## Start STORED RECORDS

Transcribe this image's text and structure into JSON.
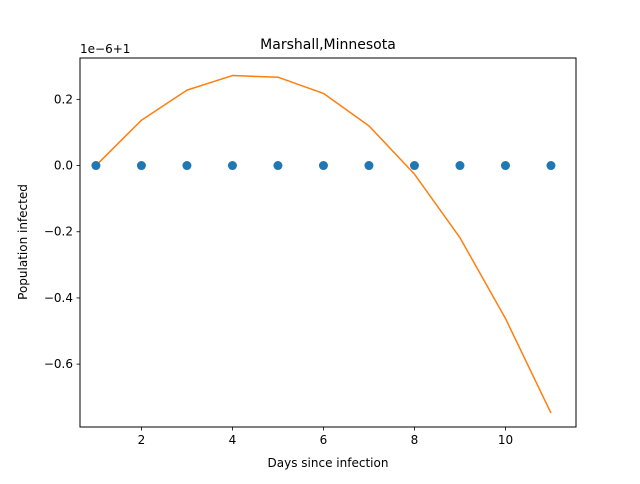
{
  "chart_data": {
    "type": "scatter",
    "title": "Marshall,Minnesota",
    "xlabel": "Days since infection",
    "ylabel": "Population infected",
    "offset_text": "1e−6+1",
    "xlim": [
      0.65,
      11.55
    ],
    "ylim": [
      -0.79,
      0.325
    ],
    "x_ticks": [
      2,
      4,
      6,
      8,
      10
    ],
    "x_tick_labels": [
      "2",
      "4",
      "6",
      "8",
      "10"
    ],
    "y_ticks": [
      -0.6,
      -0.4,
      -0.2,
      0.0,
      0.2
    ],
    "y_tick_labels": [
      "−0.6",
      "−0.4",
      "−0.2",
      "0.0",
      "0.2"
    ],
    "grid": false,
    "series": [
      {
        "kind": "scatter",
        "color": "#1f77b4",
        "x": [
          1,
          2,
          3,
          4,
          5,
          6,
          7,
          8,
          9,
          10,
          11
        ],
        "y": [
          0,
          0,
          0,
          0,
          0,
          0,
          0,
          0,
          0,
          0,
          0
        ]
      },
      {
        "kind": "line",
        "color": "#ff7f0e",
        "x": [
          1,
          2,
          3,
          4,
          5,
          6,
          7,
          8,
          9,
          10,
          11
        ],
        "y": [
          0.0,
          0.137,
          0.228,
          0.272,
          0.267,
          0.218,
          0.12,
          -0.026,
          -0.218,
          -0.462,
          -0.748
        ]
      }
    ]
  }
}
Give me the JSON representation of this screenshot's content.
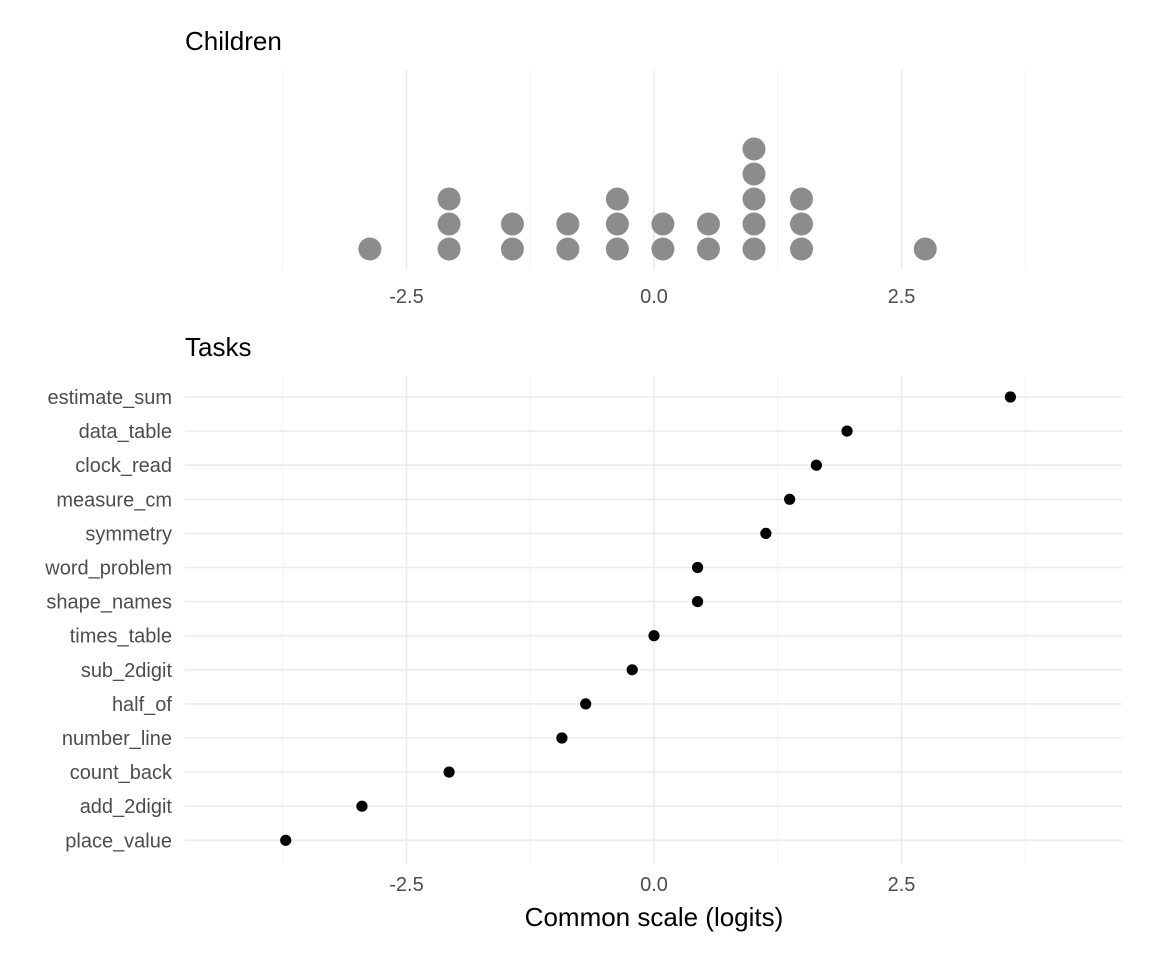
{
  "chart_data": [
    {
      "type": "scatter",
      "panel": "children",
      "title": "Children",
      "xlabel": "",
      "ylabel": "",
      "xlim": [
        -4.6,
        4.7
      ],
      "x_ticks": [
        -2.5,
        0.0,
        2.5
      ],
      "x_tick_labels": [
        "-2.5",
        "0.0",
        "2.5"
      ],
      "grid": true,
      "point_color": "#8c8c8c",
      "points": [
        {
          "x": -2.87,
          "stack": 1
        },
        {
          "x": -2.07,
          "stack": 1
        },
        {
          "x": -2.07,
          "stack": 2
        },
        {
          "x": -2.07,
          "stack": 3
        },
        {
          "x": -1.43,
          "stack": 1
        },
        {
          "x": -1.43,
          "stack": 2
        },
        {
          "x": -0.87,
          "stack": 1
        },
        {
          "x": -0.87,
          "stack": 2
        },
        {
          "x": -0.37,
          "stack": 1
        },
        {
          "x": -0.37,
          "stack": 2
        },
        {
          "x": -0.37,
          "stack": 3
        },
        {
          "x": 0.09,
          "stack": 1
        },
        {
          "x": 0.09,
          "stack": 2
        },
        {
          "x": 0.55,
          "stack": 1
        },
        {
          "x": 0.55,
          "stack": 2
        },
        {
          "x": 1.01,
          "stack": 1
        },
        {
          "x": 1.01,
          "stack": 2
        },
        {
          "x": 1.01,
          "stack": 3
        },
        {
          "x": 1.01,
          "stack": 4
        },
        {
          "x": 1.01,
          "stack": 5
        },
        {
          "x": 1.49,
          "stack": 1
        },
        {
          "x": 1.49,
          "stack": 2
        },
        {
          "x": 1.49,
          "stack": 3
        },
        {
          "x": 2.74,
          "stack": 1
        }
      ]
    },
    {
      "type": "scatter",
      "panel": "tasks",
      "title": "Tasks",
      "xlabel": "Common scale (logits)",
      "ylabel": "",
      "xlim": [
        -4.6,
        4.7
      ],
      "x_ticks": [
        -2.5,
        0.0,
        2.5
      ],
      "x_tick_labels": [
        "-2.5",
        "0.0",
        "2.5"
      ],
      "grid": true,
      "point_color": "#000000",
      "categories": [
        "estimate_sum",
        "data_table",
        "clock_read",
        "measure_cm",
        "symmetry",
        "word_problem",
        "shape_names",
        "times_table",
        "sub_2digit",
        "half_of",
        "number_line",
        "count_back",
        "add_2digit",
        "place_value"
      ],
      "values": [
        3.6,
        1.95,
        1.64,
        1.37,
        1.13,
        0.44,
        0.44,
        0.0,
        -0.22,
        -0.69,
        -0.93,
        -2.07,
        -2.95,
        -3.72
      ]
    }
  ]
}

## End STORED RECORDS

Restate the listing above word for word, and skip the pictures.

COMPLETE RESPONSE:
Transcribe this image's text and structure into JSON.
{
  "chart_data": {
    "type": "scatter",
    "title": "Marshall,Minnesota",
    "xlabel": "Days since infection",
    "ylabel": "Population infected",
    "offset_text": "1e−6+1",
    "xlim": [
      0.65,
      11.55
    ],
    "ylim": [
      -0.79,
      0.325
    ],
    "x_ticks": [
      2,
      4,
      6,
      8,
      10
    ],
    "x_tick_labels": [
      "2",
      "4",
      "6",
      "8",
      "10"
    ],
    "y_ticks": [
      -0.6,
      -0.4,
      -0.2,
      0.0,
      0.2
    ],
    "y_tick_labels": [
      "−0.6",
      "−0.4",
      "−0.2",
      "0.0",
      "0.2"
    ],
    "grid": false,
    "series": [
      {
        "kind": "scatter",
        "color": "#1f77b4",
        "x": [
          1,
          2,
          3,
          4,
          5,
          6,
          7,
          8,
          9,
          10,
          11
        ],
        "y": [
          0,
          0,
          0,
          0,
          0,
          0,
          0,
          0,
          0,
          0,
          0
        ]
      },
      {
        "kind": "line",
        "color": "#ff7f0e",
        "x": [
          1,
          2,
          3,
          4,
          5,
          6,
          7,
          8,
          9,
          10,
          11
        ],
        "y": [
          0.0,
          0.137,
          0.228,
          0.272,
          0.267,
          0.218,
          0.12,
          -0.026,
          -0.218,
          -0.462,
          -0.748
        ]
      }
    ]
  }
}
Give me the JSON representation of this screenshot's content.
{
  "chart_data": [
    {
      "type": "scatter",
      "panel": "children",
      "title": "Children",
      "xlabel": "",
      "ylabel": "",
      "xlim": [
        -4.6,
        4.7
      ],
      "x_ticks": [
        -2.5,
        0.0,
        2.5
      ],
      "x_tick_labels": [
        "-2.5",
        "0.0",
        "2.5"
      ],
      "grid": true,
      "point_color": "#8c8c8c",
      "points": [
        {
          "x": -2.87,
          "stack": 1
        },
        {
          "x": -2.07,
          "stack": 1
        },
        {
          "x": -2.07,
          "stack": 2
        },
        {
          "x": -2.07,
          "stack": 3
        },
        {
          "x": -1.43,
          "stack": 1
        },
        {
          "x": -1.43,
          "stack": 2
        },
        {
          "x": -0.87,
          "stack": 1
        },
        {
          "x": -0.87,
          "stack": 2
        },
        {
          "x": -0.37,
          "stack": 1
        },
        {
          "x": -0.37,
          "stack": 2
        },
        {
          "x": -0.37,
          "stack": 3
        },
        {
          "x": 0.09,
          "stack": 1
        },
        {
          "x": 0.09,
          "stack": 2
        },
        {
          "x": 0.55,
          "stack": 1
        },
        {
          "x": 0.55,
          "stack": 2
        },
        {
          "x": 1.01,
          "stack": 1
        },
        {
          "x": 1.01,
          "stack": 2
        },
        {
          "x": 1.01,
          "stack": 3
        },
        {
          "x": 1.01,
          "stack": 4
        },
        {
          "x": 1.01,
          "stack": 5
        },
        {
          "x": 1.49,
          "stack": 1
        },
        {
          "x": 1.49,
          "stack": 2
        },
        {
          "x": 1.49,
          "stack": 3
        },
        {
          "x": 2.74,
          "stack": 1
        }
      ]
    },
    {
      "type": "scatter",
      "panel": "tasks",
      "title": "Tasks",
      "xlabel": "Common scale (logits)",
      "ylabel": "",
      "xlim": [
        -4.6,
        4.7
      ],
      "x_ticks": [
        -2.5,
        0.0,
        2.5
      ],
      "x_tick_labels": [
        "-2.5",
        "0.0",
        "2.5"
      ],
      "grid": true,
      "point_color": "#000000",
      "categories": [
        "estimate_sum",
        "data_table",
        "clock_read",
        "measure_cm",
        "symmetry",
        "word_problem",
        "shape_names",
        "times_table",
        "sub_2digit",
        "half_of",
        "number_line",
        "count_back",
        "add_2digit",
        "place_value"
      ],
      "values": [
        3.6,
        1.95,
        1.64,
        1.37,
        1.13,
        0.44,
        0.44,
        0.0,
        -0.22,
        -0.69,
        -0.93,
        -2.07,
        -2.95,
        -3.72
      ]
    }
  ]
}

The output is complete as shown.